◆ Short problem:
Would you transcribe all of the data exactly, down to the last character?

◆ Data to use:
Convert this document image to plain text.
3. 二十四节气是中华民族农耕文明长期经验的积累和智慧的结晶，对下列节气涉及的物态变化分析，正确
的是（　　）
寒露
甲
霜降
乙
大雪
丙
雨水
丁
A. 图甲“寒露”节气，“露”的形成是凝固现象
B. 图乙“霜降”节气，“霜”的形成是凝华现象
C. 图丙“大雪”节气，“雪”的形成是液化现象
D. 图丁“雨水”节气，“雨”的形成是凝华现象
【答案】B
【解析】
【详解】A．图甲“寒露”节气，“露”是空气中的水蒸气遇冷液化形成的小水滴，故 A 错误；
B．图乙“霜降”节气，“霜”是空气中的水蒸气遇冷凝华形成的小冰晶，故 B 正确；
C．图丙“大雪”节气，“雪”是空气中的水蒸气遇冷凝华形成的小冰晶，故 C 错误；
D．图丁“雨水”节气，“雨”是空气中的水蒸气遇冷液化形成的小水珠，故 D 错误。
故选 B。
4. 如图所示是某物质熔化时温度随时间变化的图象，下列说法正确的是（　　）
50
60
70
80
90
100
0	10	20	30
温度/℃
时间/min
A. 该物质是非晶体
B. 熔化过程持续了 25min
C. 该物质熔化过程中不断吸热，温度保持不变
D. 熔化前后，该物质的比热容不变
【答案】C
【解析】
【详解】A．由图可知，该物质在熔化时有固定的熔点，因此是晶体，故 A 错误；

◆ Response:
Convert this document image to plain text.
3. 二十四节气是中华民族农耕文明长期经验的积累和智慧的结晶，对下列节气涉及的物态变化分析，正确
的是（　　）
寒露
甲
霜降
乙
大雪
丙
雨水
丁
A. 图甲“寒露”节气，“露”的形成是凝固现象
B. 图乙“霜降”节气，“霜”的形成是凝华现象
C. 图丙“大雪”节气，“雪”的形成是液化现象
D. 图丁“雨水”节气，“雨”的形成是凝华现象
【答案】B
【解析】
【详解】A．图甲“寒露”节气，“露”是空气中的水蒸气遇冷液化形成的小水滴，故 A 错误；
B．图乙“霜降”节气，“霜”是空气中的水蒸气遇冷凝华形成的小冰晶，故 B 正确；
C．图丙“大雪”节气，“雪”是空气中的水蒸气遇冷凝华形成的小冰晶，故 C 错误；
D．图丁“雨水”节气，“雨”是空气中的水蒸气遇冷液化形成的小水珠，故 D 错误。
故选 B。
4. 如图所示是某物质熔化时温度随时间变化的图象，下列说法正确的是（　　）
50
60
70
80
90
100
0	10	20	30
温度/℃
时间/min
A. 该物质是非晶体
B. 熔化过程持续了 25min
C. 该物质熔化过程中不断吸热，温度保持不变
D. 熔化前后，该物质的比热容不变
【答案】C
【解析】
【详解】A．由图可知，该物质在熔化时有固定的熔点，因此是晶体，故 A 错误；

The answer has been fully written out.